# WORK TO COMPLETE
Leaving out the pictures, retype all the material exactly.

(Stored entries)

------------------------

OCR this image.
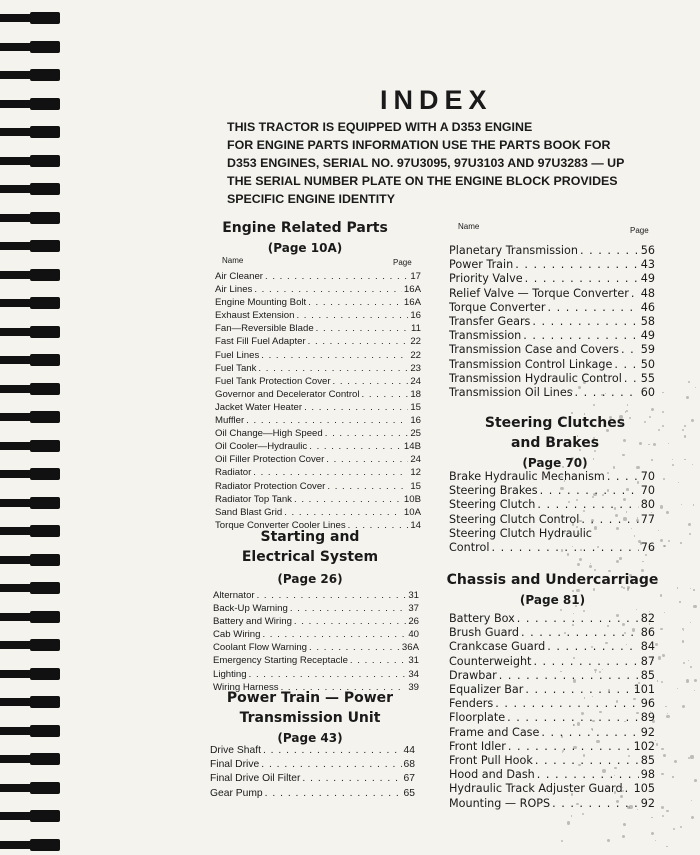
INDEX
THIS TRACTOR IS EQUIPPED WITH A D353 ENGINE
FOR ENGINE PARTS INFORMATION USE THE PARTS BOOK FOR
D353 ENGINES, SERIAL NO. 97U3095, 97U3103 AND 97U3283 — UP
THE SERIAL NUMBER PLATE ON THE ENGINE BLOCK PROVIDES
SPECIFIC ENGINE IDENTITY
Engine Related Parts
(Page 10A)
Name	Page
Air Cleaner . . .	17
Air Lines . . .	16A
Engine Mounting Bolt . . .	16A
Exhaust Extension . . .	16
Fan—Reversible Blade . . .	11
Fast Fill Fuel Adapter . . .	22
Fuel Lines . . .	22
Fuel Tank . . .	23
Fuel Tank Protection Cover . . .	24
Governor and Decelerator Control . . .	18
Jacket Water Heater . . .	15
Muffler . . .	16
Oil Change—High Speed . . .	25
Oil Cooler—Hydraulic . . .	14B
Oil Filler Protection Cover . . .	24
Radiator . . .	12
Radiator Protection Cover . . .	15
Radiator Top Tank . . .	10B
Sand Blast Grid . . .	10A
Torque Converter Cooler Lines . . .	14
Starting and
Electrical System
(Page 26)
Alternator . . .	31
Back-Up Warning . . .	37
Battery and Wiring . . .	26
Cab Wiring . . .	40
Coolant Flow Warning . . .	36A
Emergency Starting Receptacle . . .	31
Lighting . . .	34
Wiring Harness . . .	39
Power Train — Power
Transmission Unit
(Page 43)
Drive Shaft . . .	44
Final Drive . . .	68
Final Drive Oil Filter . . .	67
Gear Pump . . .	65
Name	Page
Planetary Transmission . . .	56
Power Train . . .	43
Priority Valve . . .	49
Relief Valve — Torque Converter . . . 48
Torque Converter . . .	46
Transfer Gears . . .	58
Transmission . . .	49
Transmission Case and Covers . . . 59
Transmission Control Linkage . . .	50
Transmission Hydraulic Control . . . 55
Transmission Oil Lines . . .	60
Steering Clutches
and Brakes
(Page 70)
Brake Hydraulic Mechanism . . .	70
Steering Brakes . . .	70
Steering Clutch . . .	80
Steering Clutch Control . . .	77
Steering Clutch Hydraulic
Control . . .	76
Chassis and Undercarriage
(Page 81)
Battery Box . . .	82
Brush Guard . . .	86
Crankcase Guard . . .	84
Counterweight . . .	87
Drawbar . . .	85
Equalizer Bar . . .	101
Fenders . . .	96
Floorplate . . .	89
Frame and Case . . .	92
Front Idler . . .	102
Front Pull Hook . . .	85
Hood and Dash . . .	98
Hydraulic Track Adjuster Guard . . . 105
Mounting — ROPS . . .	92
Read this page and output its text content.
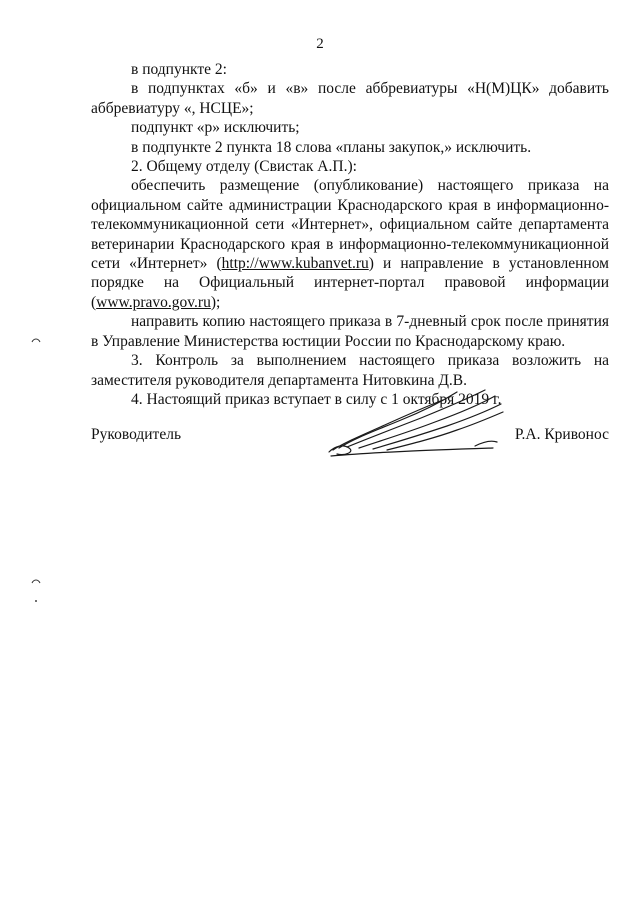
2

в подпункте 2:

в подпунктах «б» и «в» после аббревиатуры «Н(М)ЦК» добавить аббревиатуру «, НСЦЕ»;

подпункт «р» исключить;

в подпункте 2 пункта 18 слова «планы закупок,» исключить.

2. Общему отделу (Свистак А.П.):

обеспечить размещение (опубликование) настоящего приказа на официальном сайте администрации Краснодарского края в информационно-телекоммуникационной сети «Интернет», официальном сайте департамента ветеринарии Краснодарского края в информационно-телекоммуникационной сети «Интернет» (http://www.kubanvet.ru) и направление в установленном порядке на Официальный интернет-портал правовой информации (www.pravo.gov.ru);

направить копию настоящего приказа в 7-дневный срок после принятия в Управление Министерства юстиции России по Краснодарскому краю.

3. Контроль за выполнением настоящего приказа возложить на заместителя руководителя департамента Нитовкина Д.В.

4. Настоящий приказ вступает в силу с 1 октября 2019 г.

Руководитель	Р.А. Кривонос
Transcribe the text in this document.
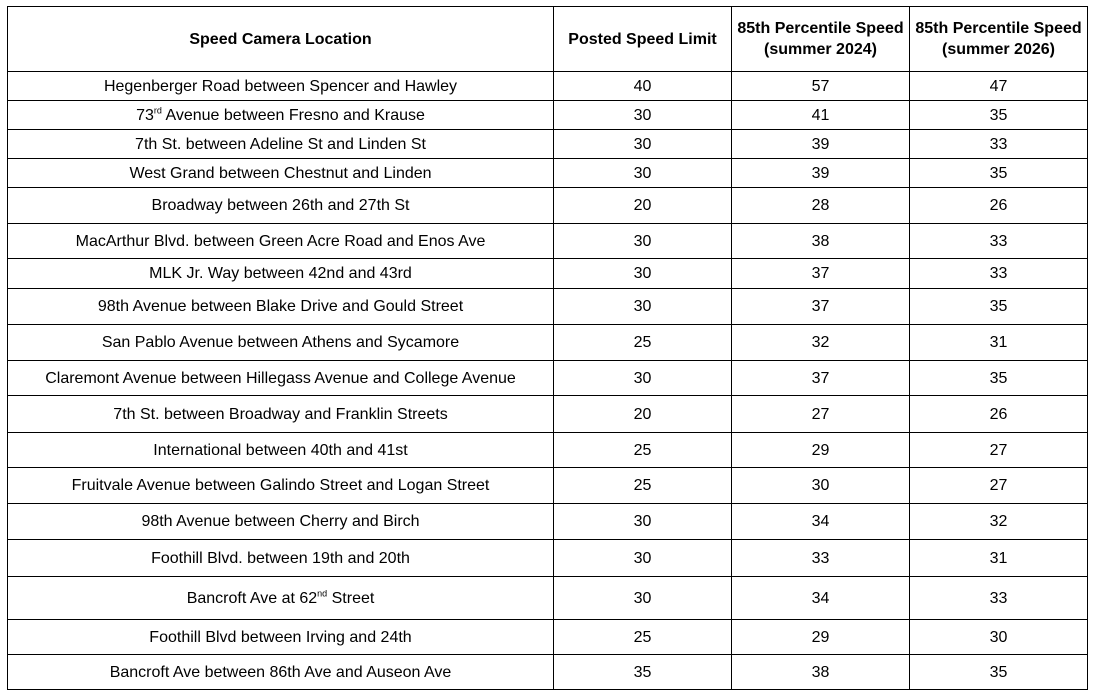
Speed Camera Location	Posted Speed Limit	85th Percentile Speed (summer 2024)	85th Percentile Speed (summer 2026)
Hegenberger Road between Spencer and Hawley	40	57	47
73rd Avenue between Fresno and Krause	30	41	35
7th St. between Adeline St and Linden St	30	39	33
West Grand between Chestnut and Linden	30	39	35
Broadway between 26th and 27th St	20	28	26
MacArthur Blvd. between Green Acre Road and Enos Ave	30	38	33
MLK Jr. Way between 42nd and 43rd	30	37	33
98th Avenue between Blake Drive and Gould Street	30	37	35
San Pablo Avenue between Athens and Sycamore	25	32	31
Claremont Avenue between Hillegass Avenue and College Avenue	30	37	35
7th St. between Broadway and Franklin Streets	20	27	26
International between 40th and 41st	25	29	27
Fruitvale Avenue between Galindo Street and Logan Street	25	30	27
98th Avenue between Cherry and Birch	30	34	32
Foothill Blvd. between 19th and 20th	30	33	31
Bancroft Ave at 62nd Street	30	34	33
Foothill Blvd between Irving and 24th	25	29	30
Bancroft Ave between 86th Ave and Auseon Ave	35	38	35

------------------------

# FINISHED ANSWER
OCR this image.
INDEX
THIS TRACTOR IS EQUIPPED WITH A D353 ENGINE
FOR ENGINE PARTS INFORMATION USE THE PARTS BOOK FOR
D353 ENGINES, SERIAL NO. 97U3095, 97U3103 AND 97U3283 — UP
THE SERIAL NUMBER PLATE ON THE ENGINE BLOCK PROVIDES
SPECIFIC ENGINE IDENTITY
Engine Related Parts
(Page 10A)
Name	Page
Air Cleaner . . .	17
Air Lines . . .	16A
Engine Mounting Bolt . . .	16A
Exhaust Extension . . .	16
Fan—Reversible Blade . . .	11
Fast Fill Fuel Adapter . . .	22
Fuel Lines . . .	22
Fuel Tank . . .	23
Fuel Tank Protection Cover . . .	24
Governor and Decelerator Control . . .	18
Jacket Water Heater . . .	15
Muffler . . .	16
Oil Change—High Speed . . .	25
Oil Cooler—Hydraulic . . .	14B
Oil Filler Protection Cover . . .	24
Radiator . . .	12
Radiator Protection Cover . . .	15
Radiator Top Tank . . .	10B
Sand Blast Grid . . .	10A
Torque Converter Cooler Lines . . .	14
Starting and
Electrical System
(Page 26)
Alternator . . .	31
Back-Up Warning . . .	37
Battery and Wiring . . .	26
Cab Wiring . . .	40
Coolant Flow Warning . . .	36A
Emergency Starting Receptacle . . .	31
Lighting . . .	34
Wiring Harness . . .	39
Power Train — Power
Transmission Unit
(Page 43)
Drive Shaft . . .	44
Final Drive . . .	68
Final Drive Oil Filter . . .	67
Gear Pump . . .	65
Name	Page
Planetary Transmission . . .	56
Power Train . . .	43
Priority Valve . . .	49
Relief Valve — Torque Converter . . . 48
Torque Converter . . .	46
Transfer Gears . . .	58
Transmission . . .	49
Transmission Case and Covers . . . 59
Transmission Control Linkage . . .	50
Transmission Hydraulic Control . . . 55
Transmission Oil Lines . . .	60
Steering Clutches
and Brakes
(Page 70)
Brake Hydraulic Mechanism . . .	70
Steering Brakes . . .	70
Steering Clutch . . .	80
Steering Clutch Control . . .	77
Steering Clutch Hydraulic
Control . . .	76
Chassis and Undercarriage
(Page 81)
Battery Box . . .	82
Brush Guard . . .	86
Crankcase Guard . . .	84
Counterweight . . .	87
Drawbar . . .	85
Equalizer Bar . . .	101
Fenders . . .	96
Floorplate . . .	89
Frame and Case . . .	92
Front Idler . . .	102
Front Pull Hook . . .	85
Hood and Dash . . .	98
Hydraulic Track Adjuster Guard . . . 105
Mounting — ROPS . . .	92
Read this page and output its text content.
2

в подпункте 2:

в подпунктах «б» и «в» после аббревиатуры «Н(М)ЦК» добавить аббревиатуру «, НСЦЕ»;

подпункт «р» исключить;

в подпункте 2 пункта 18 слова «планы закупок,» исключить.

2. Общему отделу (Свистак А.П.):

обеспечить размещение (опубликование) настоящего приказа на официальном сайте администрации Краснодарского края в информационно-телекоммуникационной сети «Интернет», официальном сайте департамента ветеринарии Краснодарского края в информационно-телекоммуникационной сети «Интернет» (http://www.kubanvet.ru) и направление в установленном порядке на Официальный интернет-портал правовой информации (www.pravo.gov.ru);

направить копию настоящего приказа в 7-дневный срок после принятия в Управление Министерства юстиции России по Краснодарскому краю.

3. Контроль за выполнением настоящего приказа возложить на заместителя руководителя департамента Нитовкина Д.В.

4. Настоящий приказ вступает в силу с 1 октября 2019 г.

Руководитель	Р.А. Кривонос
Transcribe the text in this document.
Speed Camera Location	Posted Speed Limit	85th Percentile Speed (summer 2024)	85th Percentile Speed (summer 2026)
Hegenberger Road between Spencer and Hawley	40	57	47
73rd Avenue between Fresno and Krause	30	41	35
7th St. between Adeline St and Linden St	30	39	33
West Grand between Chestnut and Linden	30	39	35
Broadway between 26th and 27th St	20	28	26
MacArthur Blvd. between Green Acre Road and Enos Ave	30	38	33
MLK Jr. Way between 42nd and 43rd	30	37	33
98th Avenue between Blake Drive and Gould Street	30	37	35
San Pablo Avenue between Athens and Sycamore	25	32	31
Claremont Avenue between Hillegass Avenue and College Avenue	30	37	35
7th St. between Broadway and Franklin Streets	20	27	26
International between 40th and 41st	25	29	27
Fruitvale Avenue between Galindo Street and Logan Street	25	30	27
98th Avenue between Cherry and Birch	30	34	32
Foothill Blvd. between 19th and 20th	30	33	31
Bancroft Ave at 62nd Street	30	34	33
Foothill Blvd between Irving and 24th	25	29	30
Bancroft Ave between 86th Ave and Auseon Ave	35	38	35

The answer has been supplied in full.